Every line that contains "JSON" counts once; give the total number of such lines, with no other words.
** START PROVIDED DATA **
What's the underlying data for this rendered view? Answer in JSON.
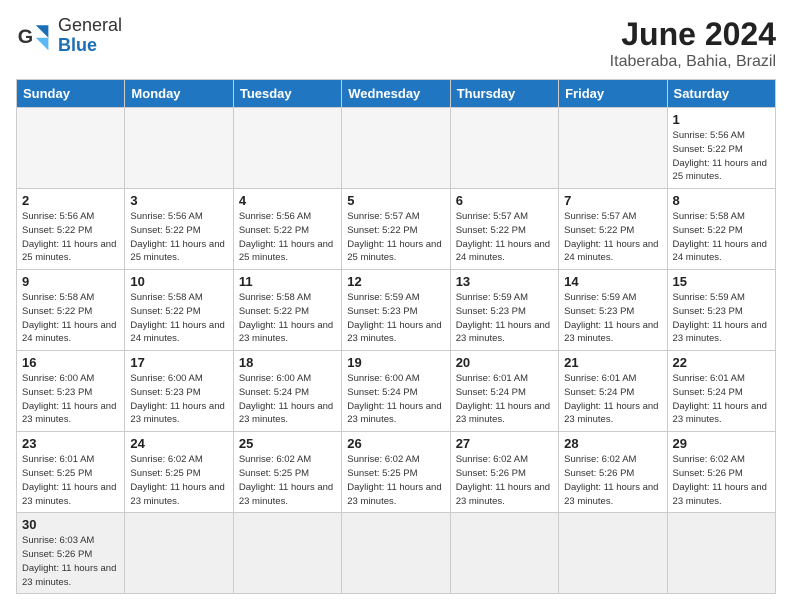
{
  "header": {
    "logo_general": "General",
    "logo_blue": "Blue",
    "month_title": "June 2024",
    "location": "Itaberaba, Bahia, Brazil"
  },
  "weekdays": [
    "Sunday",
    "Monday",
    "Tuesday",
    "Wednesday",
    "Thursday",
    "Friday",
    "Saturday"
  ],
  "days": [
    {
      "date": "",
      "empty": true
    },
    {
      "date": "",
      "empty": true
    },
    {
      "date": "",
      "empty": true
    },
    {
      "date": "",
      "empty": true
    },
    {
      "date": "",
      "empty": true
    },
    {
      "date": "",
      "empty": true
    },
    {
      "date": "1",
      "sunrise": "Sunrise: 5:56 AM",
      "sunset": "Sunset: 5:22 PM",
      "daylight": "Daylight: 11 hours and 25 minutes."
    },
    {
      "date": "2",
      "sunrise": "Sunrise: 5:56 AM",
      "sunset": "Sunset: 5:22 PM",
      "daylight": "Daylight: 11 hours and 25 minutes."
    },
    {
      "date": "3",
      "sunrise": "Sunrise: 5:56 AM",
      "sunset": "Sunset: 5:22 PM",
      "daylight": "Daylight: 11 hours and 25 minutes."
    },
    {
      "date": "4",
      "sunrise": "Sunrise: 5:56 AM",
      "sunset": "Sunset: 5:22 PM",
      "daylight": "Daylight: 11 hours and 25 minutes."
    },
    {
      "date": "5",
      "sunrise": "Sunrise: 5:57 AM",
      "sunset": "Sunset: 5:22 PM",
      "daylight": "Daylight: 11 hours and 25 minutes."
    },
    {
      "date": "6",
      "sunrise": "Sunrise: 5:57 AM",
      "sunset": "Sunset: 5:22 PM",
      "daylight": "Daylight: 11 hours and 24 minutes."
    },
    {
      "date": "7",
      "sunrise": "Sunrise: 5:57 AM",
      "sunset": "Sunset: 5:22 PM",
      "daylight": "Daylight: 11 hours and 24 minutes."
    },
    {
      "date": "8",
      "sunrise": "Sunrise: 5:58 AM",
      "sunset": "Sunset: 5:22 PM",
      "daylight": "Daylight: 11 hours and 24 minutes."
    },
    {
      "date": "9",
      "sunrise": "Sunrise: 5:58 AM",
      "sunset": "Sunset: 5:22 PM",
      "daylight": "Daylight: 11 hours and 24 minutes."
    },
    {
      "date": "10",
      "sunrise": "Sunrise: 5:58 AM",
      "sunset": "Sunset: 5:22 PM",
      "daylight": "Daylight: 11 hours and 24 minutes."
    },
    {
      "date": "11",
      "sunrise": "Sunrise: 5:58 AM",
      "sunset": "Sunset: 5:22 PM",
      "daylight": "Daylight: 11 hours and 23 minutes."
    },
    {
      "date": "12",
      "sunrise": "Sunrise: 5:59 AM",
      "sunset": "Sunset: 5:23 PM",
      "daylight": "Daylight: 11 hours and 23 minutes."
    },
    {
      "date": "13",
      "sunrise": "Sunrise: 5:59 AM",
      "sunset": "Sunset: 5:23 PM",
      "daylight": "Daylight: 11 hours and 23 minutes."
    },
    {
      "date": "14",
      "sunrise": "Sunrise: 5:59 AM",
      "sunset": "Sunset: 5:23 PM",
      "daylight": "Daylight: 11 hours and 23 minutes."
    },
    {
      "date": "15",
      "sunrise": "Sunrise: 5:59 AM",
      "sunset": "Sunset: 5:23 PM",
      "daylight": "Daylight: 11 hours and 23 minutes."
    },
    {
      "date": "16",
      "sunrise": "Sunrise: 6:00 AM",
      "sunset": "Sunset: 5:23 PM",
      "daylight": "Daylight: 11 hours and 23 minutes."
    },
    {
      "date": "17",
      "sunrise": "Sunrise: 6:00 AM",
      "sunset": "Sunset: 5:23 PM",
      "daylight": "Daylight: 11 hours and 23 minutes."
    },
    {
      "date": "18",
      "sunrise": "Sunrise: 6:00 AM",
      "sunset": "Sunset: 5:24 PM",
      "daylight": "Daylight: 11 hours and 23 minutes."
    },
    {
      "date": "19",
      "sunrise": "Sunrise: 6:00 AM",
      "sunset": "Sunset: 5:24 PM",
      "daylight": "Daylight: 11 hours and 23 minutes."
    },
    {
      "date": "20",
      "sunrise": "Sunrise: 6:01 AM",
      "sunset": "Sunset: 5:24 PM",
      "daylight": "Daylight: 11 hours and 23 minutes."
    },
    {
      "date": "21",
      "sunrise": "Sunrise: 6:01 AM",
      "sunset": "Sunset: 5:24 PM",
      "daylight": "Daylight: 11 hours and 23 minutes."
    },
    {
      "date": "22",
      "sunrise": "Sunrise: 6:01 AM",
      "sunset": "Sunset: 5:24 PM",
      "daylight": "Daylight: 11 hours and 23 minutes."
    },
    {
      "date": "23",
      "sunrise": "Sunrise: 6:01 AM",
      "sunset": "Sunset: 5:25 PM",
      "daylight": "Daylight: 11 hours and 23 minutes."
    },
    {
      "date": "24",
      "sunrise": "Sunrise: 6:02 AM",
      "sunset": "Sunset: 5:25 PM",
      "daylight": "Daylight: 11 hours and 23 minutes."
    },
    {
      "date": "25",
      "sunrise": "Sunrise: 6:02 AM",
      "sunset": "Sunset: 5:25 PM",
      "daylight": "Daylight: 11 hours and 23 minutes."
    },
    {
      "date": "26",
      "sunrise": "Sunrise: 6:02 AM",
      "sunset": "Sunset: 5:25 PM",
      "daylight": "Daylight: 11 hours and 23 minutes."
    },
    {
      "date": "27",
      "sunrise": "Sunrise: 6:02 AM",
      "sunset": "Sunset: 5:26 PM",
      "daylight": "Daylight: 11 hours and 23 minutes."
    },
    {
      "date": "28",
      "sunrise": "Sunrise: 6:02 AM",
      "sunset": "Sunset: 5:26 PM",
      "daylight": "Daylight: 11 hours and 23 minutes."
    },
    {
      "date": "29",
      "sunrise": "Sunrise: 6:02 AM",
      "sunset": "Sunset: 5:26 PM",
      "daylight": "Daylight: 11 hours and 23 minutes."
    },
    {
      "date": "30",
      "sunrise": "Sunrise: 6:03 AM",
      "sunset": "Sunset: 5:26 PM",
      "daylight": "Daylight: 11 hours and 23 minutes."
    }
  ]
}
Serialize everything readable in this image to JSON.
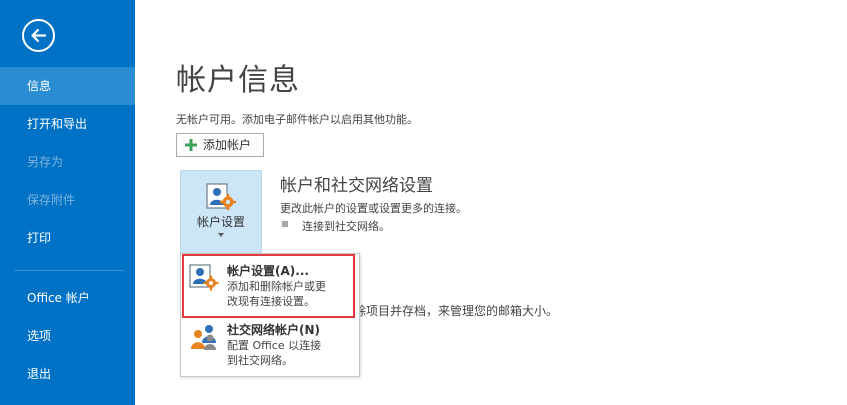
{
  "sidebar": {
    "items": [
      {
        "label": "信息",
        "state": "selected"
      },
      {
        "label": "打开和导出",
        "state": "normal"
      },
      {
        "label": "另存为",
        "state": "disabled"
      },
      {
        "label": "保存附件",
        "state": "disabled"
      },
      {
        "label": "打印",
        "state": "normal"
      },
      {
        "label": "Office 帐户",
        "state": "normal"
      },
      {
        "label": "选项",
        "state": "normal"
      },
      {
        "label": "退出",
        "state": "normal"
      }
    ]
  },
  "main": {
    "title": "帐户信息",
    "no_account_text": "无帐户可用。添加电子邮件帐户以启用其他功能。",
    "add_account_label": "添加帐户",
    "account_settings": {
      "button_label": "帐户设置",
      "section_title": "帐户和社交网络设置",
      "section_desc": "更改此帐户的设置或设置更多的连接。",
      "bullet_text": "连接到社交网络。"
    },
    "mailbox_text": "除项目并存档，来管理您的邮箱大小。"
  },
  "dropdown": {
    "items": [
      {
        "title": "帐户设置(A)...",
        "desc_line1": "添加和删除帐户或更",
        "desc_line2": "改现有连接设置。"
      },
      {
        "title": "社交网络帐户(N)",
        "desc_line1": "配置 Office 以连接",
        "desc_line2": "到社交网络。"
      }
    ]
  },
  "colors": {
    "sidebar_bg": "#0072c6",
    "sidebar_selected": "#2a8dd4",
    "highlight": "#e0393e",
    "button_hover": "#cde6f7",
    "gear": "#e8821e"
  }
}
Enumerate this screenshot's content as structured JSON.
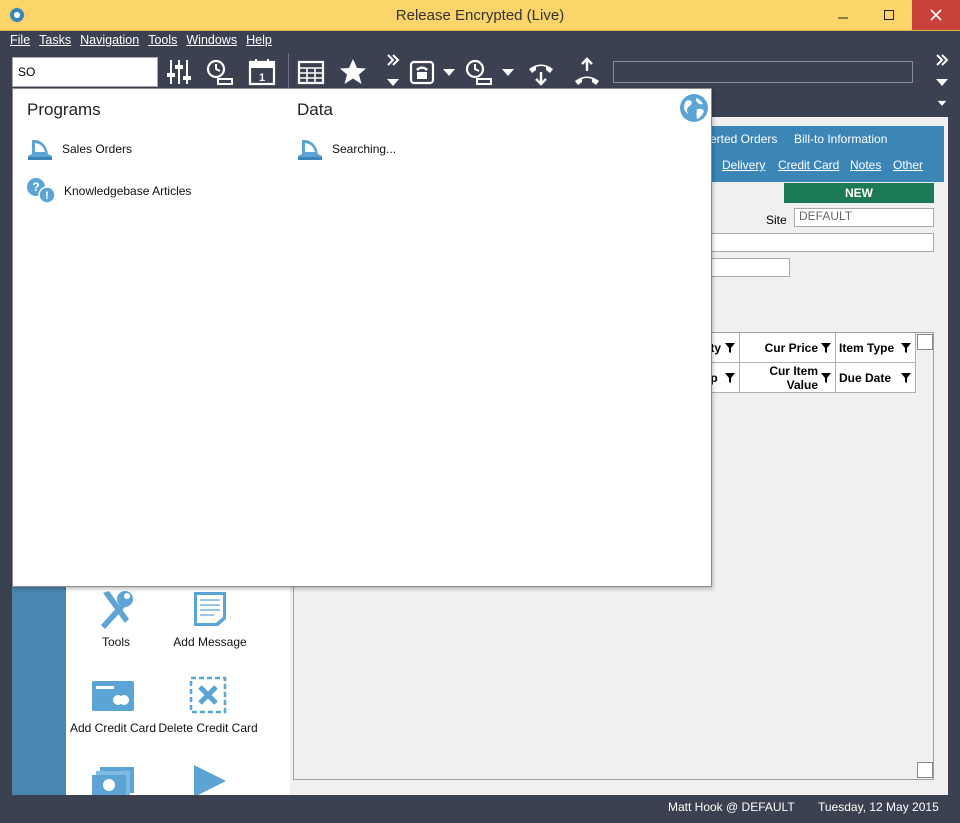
{
  "window": {
    "title": "Release Encrypted (Live)"
  },
  "menu": [
    "File",
    "Tasks",
    "Navigation",
    "Tools",
    "Windows",
    "Help"
  ],
  "search": {
    "value": "SO"
  },
  "popup": {
    "programs_heading": "Programs",
    "data_heading": "Data",
    "programs": [
      {
        "label": "Sales Orders",
        "icon": "cash-register-icon"
      },
      {
        "label": "Knowledgebase Articles",
        "icon": "question-bubble-icon"
      }
    ],
    "data_items": [
      {
        "label": "Searching...",
        "icon": "cash-register-icon"
      }
    ]
  },
  "tabs": {
    "row1": [
      "verted Orders",
      "Bill-to Information"
    ],
    "row2": [
      "Delivery",
      "Credit Card",
      "Notes",
      "Other"
    ]
  },
  "form": {
    "new_label": "NEW",
    "site_label": "Site",
    "site_value": "DEFAULT"
  },
  "grid": {
    "row1": [
      "ity",
      "Cur Price",
      "Item Type"
    ],
    "row2": [
      "ip",
      "Cur Item Value",
      "Due Date"
    ]
  },
  "actions": [
    {
      "label": "Tools",
      "icon": "wrench-screwdriver-icon"
    },
    {
      "label": "Add Message",
      "icon": "message-note-icon"
    },
    {
      "label": "Add Credit Card",
      "icon": "credit-card-icon"
    },
    {
      "label": "Delete Credit Card",
      "icon": "delete-x-icon"
    }
  ],
  "status": {
    "user": "Matt Hook @ DEFAULT",
    "date": "Tuesday, 12 May 2015"
  },
  "colors": {
    "titlebar": "#fbd46a",
    "chrome": "#3b4150",
    "accent_blue": "#3b86b7",
    "new_green": "#1d7a56",
    "icon_blue": "#5ba4d4",
    "close_red": "#c9413b"
  }
}
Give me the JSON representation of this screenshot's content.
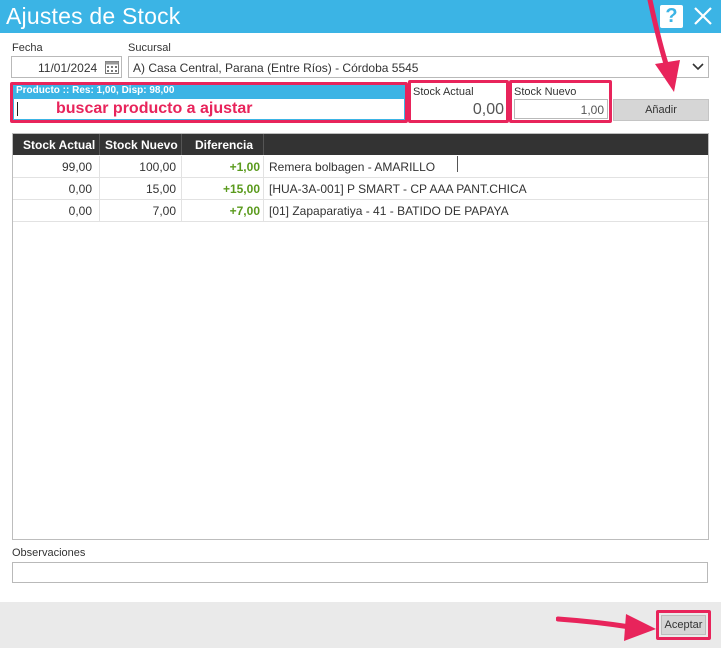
{
  "window": {
    "title": "Ajustes de Stock",
    "help_label": "?"
  },
  "form": {
    "fecha_label": "Fecha",
    "fecha_value": "11/01/2024",
    "sucursal_label": "Sucursal",
    "sucursal_value": "A) Casa Central, Parana (Entre Ríos) - Córdoba 5545"
  },
  "producto": {
    "header": "Producto :: Res: 1,00, Disp: 98,00",
    "hint": "buscar producto a ajustar",
    "value": ""
  },
  "stock_actual": {
    "label": "Stock Actual",
    "value": "0,00"
  },
  "stock_nuevo": {
    "label": "Stock Nuevo",
    "value": "1,00"
  },
  "add_button": "Añadir",
  "grid": {
    "columns": [
      "Stock Actual",
      "Stock Nuevo",
      "Diferencia",
      ""
    ],
    "rows": [
      {
        "actual": "99,00",
        "nuevo": "100,00",
        "diferencia": "+1,00",
        "producto": "Remera bolbagen - AMARILLO"
      },
      {
        "actual": "0,00",
        "nuevo": "15,00",
        "diferencia": "+15,00",
        "producto": "[HUA-3A-001] P SMART - CP AAA PANT.CHICA"
      },
      {
        "actual": "0,00",
        "nuevo": "7,00",
        "diferencia": "+7,00",
        "producto": "[01] Zapaparatiya - 41 - BATIDO DE PAPAYA"
      }
    ]
  },
  "observaciones": {
    "label": "Observaciones",
    "value": ""
  },
  "accept_button": "Aceptar",
  "colors": {
    "titlebar": "#3bb4e5",
    "highlight": "#e8245b",
    "positive": "#5a9a1c",
    "grid_header": "#333333"
  }
}
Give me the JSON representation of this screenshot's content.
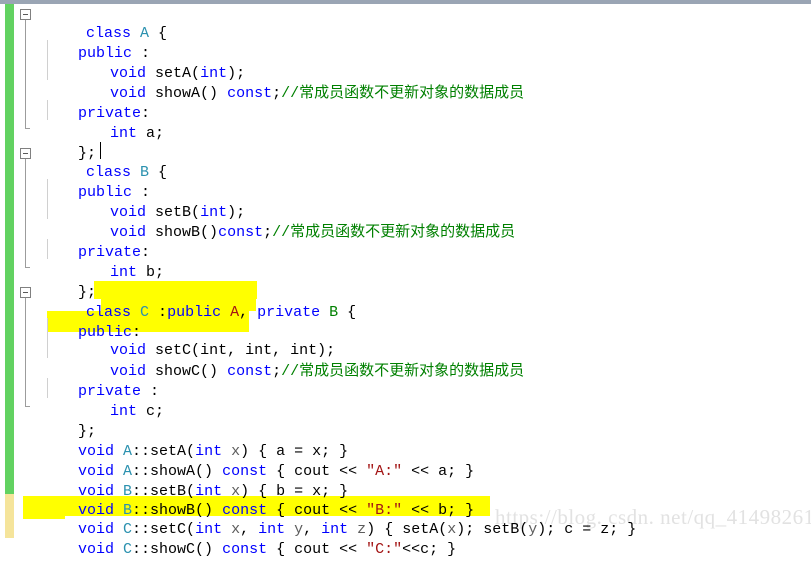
** END PROVIDED DATA **
- **ANSWER TO THE EXERCISE**
5